* AVAILABLE RECORDS

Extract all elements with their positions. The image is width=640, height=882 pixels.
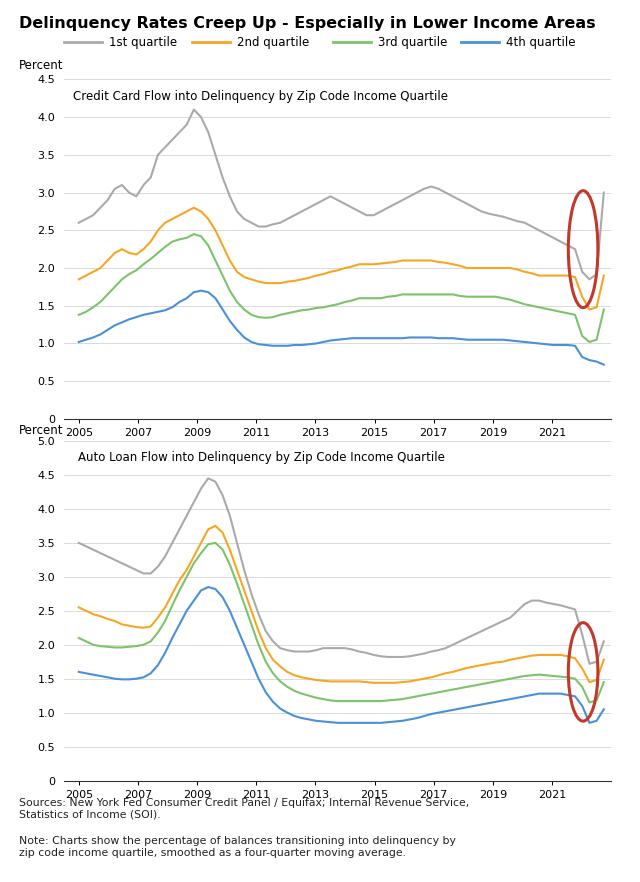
Text: Note: Charts show the percentage of balances transitioning into delinquency by
z: Note: Charts show the percentage of bala… xyxy=(19,836,456,857)
Text: 2nd quartile: 2nd quartile xyxy=(237,36,309,49)
Text: 4th quartile: 4th quartile xyxy=(506,36,575,49)
Text: Sources: New York Fed Consumer Credit Panel / Equifax; Internal Revenue Service,: Sources: New York Fed Consumer Credit Pa… xyxy=(19,798,470,819)
Text: Auto Loan Flow into Delinquency by Zip Code Income Quartile: Auto Loan Flow into Delinquency by Zip C… xyxy=(77,452,444,464)
Text: 1st quartile: 1st quartile xyxy=(109,36,177,49)
Text: Credit Card Flow into Delinquency by Zip Code Income Quartile: Credit Card Flow into Delinquency by Zip… xyxy=(74,90,449,102)
Text: Percent: Percent xyxy=(19,59,64,72)
Text: 3rd quartile: 3rd quartile xyxy=(378,36,447,49)
Text: Percent: Percent xyxy=(19,423,64,437)
Text: Delinquency Rates Creep Up - Especially in Lower Income Areas: Delinquency Rates Creep Up - Especially … xyxy=(19,16,596,31)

* WHAT IS BEING ASKED
Please repeat the part of the items that opens with the line containing "Text: Note: Charts" and closes with the line containing "Text: 4th quartile: 4th", both lines included.

* OUTPUT
Text: Note: Charts show the percentage of balances transitioning into delinquency by
z: Note: Charts show the percentage of bala… xyxy=(19,836,456,857)
Text: 2nd quartile: 2nd quartile xyxy=(237,36,309,49)
Text: 4th quartile: 4th quartile xyxy=(506,36,575,49)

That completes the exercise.